TASK SET:
1. In the news article about online terror manuals, who called for Google to be held criminally liable?
2. Copy the part of the news article about online terror manuals starting with "He said: ‘Google" and going on through "to prevent them.".
3. Based on the news article about online terror manuals, mark each statement yes or no, and back each one with the exact words from the article that settle it.
(a) The guide written by the "Al Qaeda chef" was published in 2010.
(b) Graham Foulkes's son was killed in the Manchester bombing.
(c) Theresa May and Emmanuel Macron will host the anti-extremism summit in London.
═══ EXTRACT PROVIDED ═══
Irish Daily Mail

The terror manuals you can find online

Fresh calls for Google to block tips on making DIY bombs

- By Vanessa Allen, Jason Groves and Isabella Fish news@dailymail.ie

‘These sites need to be removed’

TERROR manuals detailing how to build a ‘fairy light’ bomb were easily available via Google last night.

The vile ‘how to’ guides were accessible despite repeated calls for the internet giant to remove links to the sites.

Fanatics set out step-by-step guides of how to build a bomb similar to the device used on the London Tube yesterday, using fairy lights as a crude detonator.

British Prime Minister Theresa May – who said ‘enough is enough’ after the London Bridge atrocity – will put fresh pressure on Google, Facebook and Microsoft next week, when she and French President Emmanuel Macron host an anti-extremism summit with the internet giants in New York.

Daily Mail journalist­s were able to find the manuals online within seconds – despite repeated warnings that they have been used to commit terror outrages, and counter-terrorism chiefs saying it is ‘critical’ that would-be terrorists are blocked from accessing them.

The manuals detailed how to use basic household items to make ‘an effective bomb that causes damage to the enemy’ and said followers could use the devices to ‘kill tens of people’.

Last night, Conservati­ve MP Jacob Rees-Mogg called for Google to be held criminally liable.

He said: ‘Google has amazing software that makes it possible to search for anything. This has made the company billions of pounds; it is shameful that it will not use its technology to root out sites that help evil-doers. I would like to see the company made criminally liable for the result of any terrorist act that it can be shown to have abetted. It must do more to help prevent terror.’

Graham Foulkes, whose 22-yearold son David was killed in the July 7 Tube bombings in 2005, also called on Google to do more to tackle such material.

‘Google has a social and corporate responsibi­lity to work to block these kind of manuals,’ he said. ‘In the last two years we have seen an accelerati­on of attacks, but there has not been an accelerati­on in the strategy to prevent them.

‘These sites need to be removed but the Government has backed down from taking action.’

In the hours after the Tube attack in Parsons Green, West London, the Mail used Google searches to find terror guides to building bombs. One guide – published in 2010 and still available online – was authored by a fanatic calling themselves the ‘Al Qaeda chef’. The author wrote: ‘We are conveying to you our military training right into your kitchen to relieve you of the difficulty of travelling to us.

‘All you have to do is enter your kitchen and make an explosive device that would damage the enemy if you put your trust in Allah.’ The site boasted that all the bomb components were readily available and could be bought without arousing suspicion.

Its step-by-step instructio­ns detailed how to use a string of fairy lights as a detonator and how to rig an alarm clock as a timer. Photograph­s of the Parsons Green device appear to show fairy lights protruding from the bomb and it is understood to have been equipped with a timer.

Downing Street has repeatedly called for internet firms to do more to remove extremist material.

Manchester suicide bomber Salman Abedi reportedly learnt to construct his bomb via YouTube.

Simon Kempton, counter-terrorism lead for the Police Federation of England and Wales, said: ‘The responsibi­lity is on the internet providers, the hosts, to take down this material if it is clearly a threat to public safety.’

A Google spokesman said last night: ‘We remove links to illegal content from our search results as soon as we’re notified of them. We are committed to working in partnershi­p with government­s to tackle these complex problems.’
═══ INFORMATION ═══
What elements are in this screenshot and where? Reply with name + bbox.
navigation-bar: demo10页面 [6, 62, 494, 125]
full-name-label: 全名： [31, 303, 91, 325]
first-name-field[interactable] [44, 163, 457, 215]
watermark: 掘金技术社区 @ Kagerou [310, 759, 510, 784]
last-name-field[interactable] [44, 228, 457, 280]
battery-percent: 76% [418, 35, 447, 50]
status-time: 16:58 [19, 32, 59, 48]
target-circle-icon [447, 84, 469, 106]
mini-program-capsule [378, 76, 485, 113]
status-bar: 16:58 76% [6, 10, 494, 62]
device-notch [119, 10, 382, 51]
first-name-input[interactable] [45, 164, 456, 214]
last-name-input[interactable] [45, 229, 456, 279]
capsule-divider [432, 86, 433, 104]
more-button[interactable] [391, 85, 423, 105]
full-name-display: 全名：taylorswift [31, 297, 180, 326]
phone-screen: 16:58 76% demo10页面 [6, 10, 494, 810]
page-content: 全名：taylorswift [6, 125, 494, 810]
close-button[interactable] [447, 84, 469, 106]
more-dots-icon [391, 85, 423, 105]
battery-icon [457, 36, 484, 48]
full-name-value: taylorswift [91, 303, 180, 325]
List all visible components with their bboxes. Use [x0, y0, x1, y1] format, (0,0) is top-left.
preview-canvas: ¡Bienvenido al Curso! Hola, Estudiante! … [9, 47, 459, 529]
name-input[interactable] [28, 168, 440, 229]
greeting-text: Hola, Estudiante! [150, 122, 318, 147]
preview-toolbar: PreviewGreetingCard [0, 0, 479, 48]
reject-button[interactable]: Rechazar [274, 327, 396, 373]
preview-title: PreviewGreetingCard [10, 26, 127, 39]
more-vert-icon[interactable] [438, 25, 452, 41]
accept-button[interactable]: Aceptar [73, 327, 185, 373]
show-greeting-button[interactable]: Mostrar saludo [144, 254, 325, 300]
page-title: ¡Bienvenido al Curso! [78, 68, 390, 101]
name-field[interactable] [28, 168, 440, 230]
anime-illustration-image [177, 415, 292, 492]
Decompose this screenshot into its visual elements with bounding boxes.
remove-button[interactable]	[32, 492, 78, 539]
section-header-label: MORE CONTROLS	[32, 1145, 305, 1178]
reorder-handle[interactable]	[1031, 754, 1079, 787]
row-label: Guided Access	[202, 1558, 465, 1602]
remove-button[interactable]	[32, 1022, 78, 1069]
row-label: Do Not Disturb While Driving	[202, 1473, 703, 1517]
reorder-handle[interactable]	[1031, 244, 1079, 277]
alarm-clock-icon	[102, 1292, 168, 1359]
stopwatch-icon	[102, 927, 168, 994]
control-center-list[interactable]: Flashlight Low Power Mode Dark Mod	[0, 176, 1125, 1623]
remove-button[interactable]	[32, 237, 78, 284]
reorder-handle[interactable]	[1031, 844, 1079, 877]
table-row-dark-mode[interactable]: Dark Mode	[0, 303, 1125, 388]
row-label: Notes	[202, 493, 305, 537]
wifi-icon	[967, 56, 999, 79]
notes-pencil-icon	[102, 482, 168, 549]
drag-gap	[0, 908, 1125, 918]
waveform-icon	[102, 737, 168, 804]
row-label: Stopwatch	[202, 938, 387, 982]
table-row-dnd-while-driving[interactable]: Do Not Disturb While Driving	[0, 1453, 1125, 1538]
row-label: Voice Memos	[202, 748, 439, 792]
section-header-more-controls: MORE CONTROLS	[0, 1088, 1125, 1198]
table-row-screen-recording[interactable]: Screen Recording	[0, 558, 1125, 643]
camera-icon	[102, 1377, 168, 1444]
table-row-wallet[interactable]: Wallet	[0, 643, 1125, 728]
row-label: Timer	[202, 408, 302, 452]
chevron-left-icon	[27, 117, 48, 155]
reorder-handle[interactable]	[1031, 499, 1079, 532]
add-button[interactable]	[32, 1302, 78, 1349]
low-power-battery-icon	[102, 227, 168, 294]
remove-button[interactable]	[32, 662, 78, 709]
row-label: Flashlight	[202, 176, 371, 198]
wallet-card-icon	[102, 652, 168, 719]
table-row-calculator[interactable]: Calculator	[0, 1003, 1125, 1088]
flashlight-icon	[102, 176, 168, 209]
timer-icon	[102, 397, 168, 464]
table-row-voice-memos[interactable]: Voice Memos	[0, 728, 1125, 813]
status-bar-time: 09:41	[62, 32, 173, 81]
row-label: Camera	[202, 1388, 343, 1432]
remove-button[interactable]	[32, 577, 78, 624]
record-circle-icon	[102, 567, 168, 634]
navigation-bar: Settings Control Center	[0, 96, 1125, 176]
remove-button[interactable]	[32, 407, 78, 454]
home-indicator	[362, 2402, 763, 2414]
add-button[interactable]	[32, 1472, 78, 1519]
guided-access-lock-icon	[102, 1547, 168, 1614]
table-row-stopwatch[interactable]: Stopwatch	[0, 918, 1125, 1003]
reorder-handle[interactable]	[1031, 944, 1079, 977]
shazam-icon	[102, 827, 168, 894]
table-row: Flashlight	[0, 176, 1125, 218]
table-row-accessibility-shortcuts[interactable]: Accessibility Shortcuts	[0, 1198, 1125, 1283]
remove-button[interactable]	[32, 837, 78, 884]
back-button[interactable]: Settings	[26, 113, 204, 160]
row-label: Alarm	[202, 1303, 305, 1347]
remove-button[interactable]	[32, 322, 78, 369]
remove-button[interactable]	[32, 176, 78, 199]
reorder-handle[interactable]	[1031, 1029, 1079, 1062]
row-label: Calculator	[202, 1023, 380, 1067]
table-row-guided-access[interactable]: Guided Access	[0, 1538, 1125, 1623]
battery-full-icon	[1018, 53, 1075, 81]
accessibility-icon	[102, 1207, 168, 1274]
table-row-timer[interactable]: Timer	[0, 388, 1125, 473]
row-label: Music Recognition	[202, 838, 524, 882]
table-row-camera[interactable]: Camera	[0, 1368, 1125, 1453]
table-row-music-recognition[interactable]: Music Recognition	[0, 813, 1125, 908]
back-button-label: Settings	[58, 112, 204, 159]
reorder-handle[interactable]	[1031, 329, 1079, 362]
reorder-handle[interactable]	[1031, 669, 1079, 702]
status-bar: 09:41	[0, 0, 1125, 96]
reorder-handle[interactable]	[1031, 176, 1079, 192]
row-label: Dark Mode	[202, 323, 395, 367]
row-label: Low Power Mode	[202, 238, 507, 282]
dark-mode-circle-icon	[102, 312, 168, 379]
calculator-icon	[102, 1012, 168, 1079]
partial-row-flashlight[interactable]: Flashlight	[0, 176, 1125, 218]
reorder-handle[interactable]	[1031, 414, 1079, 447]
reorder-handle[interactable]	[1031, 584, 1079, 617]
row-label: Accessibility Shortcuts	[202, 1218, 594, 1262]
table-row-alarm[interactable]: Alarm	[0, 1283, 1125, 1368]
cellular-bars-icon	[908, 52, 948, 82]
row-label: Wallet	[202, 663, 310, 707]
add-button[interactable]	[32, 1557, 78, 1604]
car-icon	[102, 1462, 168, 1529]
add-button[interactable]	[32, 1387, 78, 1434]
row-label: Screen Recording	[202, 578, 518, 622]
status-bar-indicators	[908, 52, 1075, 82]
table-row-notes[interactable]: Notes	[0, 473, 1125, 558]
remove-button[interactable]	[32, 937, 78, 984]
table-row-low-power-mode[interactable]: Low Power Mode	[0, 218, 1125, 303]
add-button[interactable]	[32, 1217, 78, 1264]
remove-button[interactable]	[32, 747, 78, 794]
═══
LIST OF ANSWERS:
1. Conservative MP Jacob Rees-Mogg.

2.
He said: ‘Google has amazing software that makes it possible to search for anything. This has made the company billions of pounds; it is shameful that it will not use its technology to root out sites that help evil-doers. I would like to see the company made criminally liable for the result of any terrorist act that it can be shown to have abetted. It must do more to help prevent terror.’

Graham Foulkes, whose 22-yearold son David was killed in the July 7 Tube bombings in 2005, also called on Google to do more to tackle such material.

‘Google has a social and corporate responsibi­lity to work to block these kind of manuals,’ he said. ‘In the last two years we have seen an accelerati­on of attacks, but there has not been an accelerati­on in the strategy to prevent them.

3.
(a) Yes: "One guide – published in 2010 and still available online – was authored by a fanatic calling themselves the ‘Al Qaeda chef’."
(b) No: "whose 22-yearold son David was killed in the July 7 Tube bombings in 2005"
(c) No: "host an anti-extremism summit with the internet giants in New York"